TASK:
In your copy, leave out the pictures and repeat the entries below exactly.
- - -
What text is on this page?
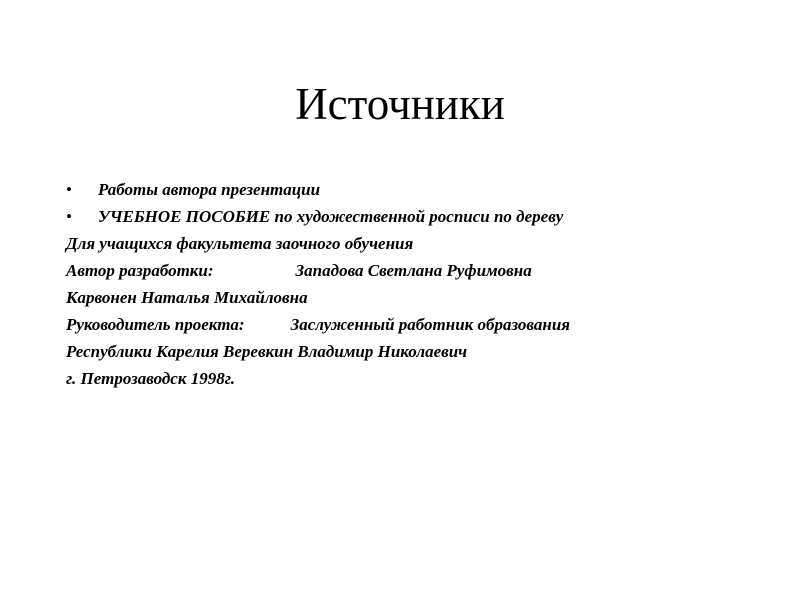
Источники
• Работы автора презентации
• УЧЕБНОЕ ПОСОБИЕ по художественной росписи по дереву
Для учащихся факультета заочного обучения
Автор разработки:	Западова Светлана Руфимовна
Карвонен Наталья Михайловна
Руководитель проекта:	Заслуженный работник образования
Республики Карелия Веревкин Владимир Николаевич
г. Петрозаводск 1998г.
- - -
FULL ANSWER:
What text is on this page?
Источники
• Работы автора презентации
• УЧЕБНОЕ ПОСОБИЕ по художественной росписи по дереву
Для учащихся факультета заочного обучения
Автор разработки:	Западова Светлана Руфимовна
Карвонен Наталья Михайловна
Руководитель проекта:	Заслуженный работник образования
Республики Карелия Веревкин Владимир Николаевич
г. Петрозаводск 1998г.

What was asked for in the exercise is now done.